EXERCISE TASK: According to the membership note, what are the two requirements for joining the group?

PAGE TEXT:
Dr George Beccaloni - Curator, Natural History Museum, UK
Dr Philip Allsworth-Jones, Prof of Archaeology, UWI
We welcome others who might be interested to link with our group. There are no fees at this time. Membership is open to anyone who can be of practical assistance in our projects, and who also has a regular presence in Jamaica. That said, it must be noted that what we do is not for the faint-hearted. To be a part of the team, you must be able to learn to descend and ascend ropes that are hundreds of feet long; you must be comfortable worming your way through small muddy passages; and most importantly, you must not be afraid of the dark.

COLLECTED DATA:
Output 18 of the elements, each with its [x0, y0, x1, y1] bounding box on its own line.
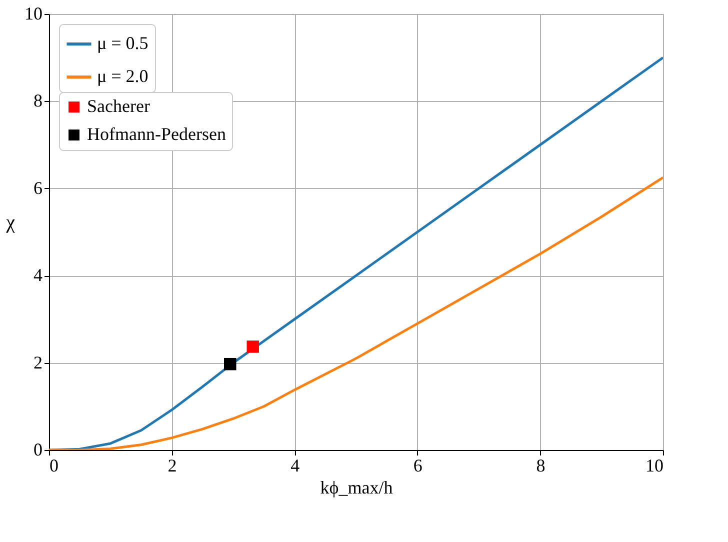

TASK OUTPUT: Members must be able to give practical assistance in the group's projects and must have a regular presence in Jamaica.